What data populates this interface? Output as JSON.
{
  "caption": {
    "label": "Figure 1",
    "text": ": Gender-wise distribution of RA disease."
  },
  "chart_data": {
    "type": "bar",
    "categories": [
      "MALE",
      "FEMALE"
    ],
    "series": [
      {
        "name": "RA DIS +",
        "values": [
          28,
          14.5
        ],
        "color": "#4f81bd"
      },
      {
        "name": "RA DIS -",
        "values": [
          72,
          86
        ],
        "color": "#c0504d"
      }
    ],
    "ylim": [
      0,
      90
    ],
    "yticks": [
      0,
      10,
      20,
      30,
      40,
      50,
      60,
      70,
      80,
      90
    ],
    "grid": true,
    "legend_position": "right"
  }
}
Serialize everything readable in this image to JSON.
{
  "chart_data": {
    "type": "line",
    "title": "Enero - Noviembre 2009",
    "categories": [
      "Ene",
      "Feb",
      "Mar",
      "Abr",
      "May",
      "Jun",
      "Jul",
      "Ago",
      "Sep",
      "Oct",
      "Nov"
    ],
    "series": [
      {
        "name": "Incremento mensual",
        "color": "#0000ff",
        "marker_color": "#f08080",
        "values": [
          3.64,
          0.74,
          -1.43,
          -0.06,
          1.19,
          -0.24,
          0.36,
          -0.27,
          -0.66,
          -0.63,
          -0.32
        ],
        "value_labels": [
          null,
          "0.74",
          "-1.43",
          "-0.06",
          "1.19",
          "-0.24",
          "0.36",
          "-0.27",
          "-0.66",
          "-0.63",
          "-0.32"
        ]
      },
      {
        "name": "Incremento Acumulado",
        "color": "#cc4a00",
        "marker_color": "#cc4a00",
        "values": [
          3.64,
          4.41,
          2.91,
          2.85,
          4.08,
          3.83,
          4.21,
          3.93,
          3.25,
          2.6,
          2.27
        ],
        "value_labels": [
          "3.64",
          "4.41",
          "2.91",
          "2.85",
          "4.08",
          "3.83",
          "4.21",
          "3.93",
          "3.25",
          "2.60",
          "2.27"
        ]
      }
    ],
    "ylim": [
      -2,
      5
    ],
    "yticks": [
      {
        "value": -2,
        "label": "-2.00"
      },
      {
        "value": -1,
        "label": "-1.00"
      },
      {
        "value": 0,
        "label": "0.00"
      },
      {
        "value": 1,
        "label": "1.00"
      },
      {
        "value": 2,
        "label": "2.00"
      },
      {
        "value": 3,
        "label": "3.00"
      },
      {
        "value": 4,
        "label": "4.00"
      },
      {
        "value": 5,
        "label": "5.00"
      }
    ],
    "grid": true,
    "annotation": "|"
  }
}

______________________________

SHORT PROBLEM.
Reproduce the material in full, with no word added or dropped.

RESPONSE.
What data populates this interface? Output as JSON.
{
  "caption": {
    "label": "Figure 1",
    "text": ": Gender-wise distribution of RA disease."
  },
  "chart_data": {
    "type": "bar",
    "categories": [
      "MALE",
      "FEMALE"
    ],
    "series": [
      {
        "name": "RA DIS +",
        "values": [
          28,
          14.5
        ],
        "color": "#4f81bd"
      },
      {
        "name": "RA DIS -",
        "values": [
          72,
          86
        ],
        "color": "#c0504d"
      }
    ],
    "ylim": [
      0,
      90
    ],
    "yticks": [
      0,
      10,
      20,
      30,
      40,
      50,
      60,
      70,
      80,
      90
    ],
    "grid": true,
    "legend_position": "right"
  }
}
Serialize everything readable in this image to JSON.
{
  "chart_data": {
    "type": "line",
    "title": "Enero - Noviembre 2009",
    "categories": [
      "Ene",
      "Feb",
      "Mar",
      "Abr",
      "May",
      "Jun",
      "Jul",
      "Ago",
      "Sep",
      "Oct",
      "Nov"
    ],
    "series": [
      {
        "name": "Incremento mensual",
        "color": "#0000ff",
        "marker_color": "#f08080",
        "values": [
          3.64,
          0.74,
          -1.43,
          -0.06,
          1.19,
          -0.24,
          0.36,
          -0.27,
          -0.66,
          -0.63,
          -0.32
        ],
        "value_labels": [
          null,
          "0.74",
          "-1.43",
          "-0.06",
          "1.19",
          "-0.24",
          "0.36",
          "-0.27",
          "-0.66",
          "-0.63",
          "-0.32"
        ]
      },
      {
        "name": "Incremento Acumulado",
        "color": "#cc4a00",
        "marker_color": "#cc4a00",
        "values": [
          3.64,
          4.41,
          2.91,
          2.85,
          4.08,
          3.83,
          4.21,
          3.93,
          3.25,
          2.6,
          2.27
        ],
        "value_labels": [
          "3.64",
          "4.41",
          "2.91",
          "2.85",
          "4.08",
          "3.83",
          "4.21",
          "3.93",
          "3.25",
          "2.60",
          "2.27"
        ]
      }
    ],
    "ylim": [
      -2,
      5
    ],
    "yticks": [
      {
        "value": -2,
        "label": "-2.00"
      },
      {
        "value": -1,
        "label": "-1.00"
      },
      {
        "value": 0,
        "label": "0.00"
      },
      {
        "value": 1,
        "label": "1.00"
      },
      {
        "value": 2,
        "label": "2.00"
      },
      {
        "value": 3,
        "label": "3.00"
      },
      {
        "value": 4,
        "label": "4.00"
      },
      {
        "value": 5,
        "label": "5.00"
      }
    ],
    "grid": true,
    "annotation": "|"
  }
}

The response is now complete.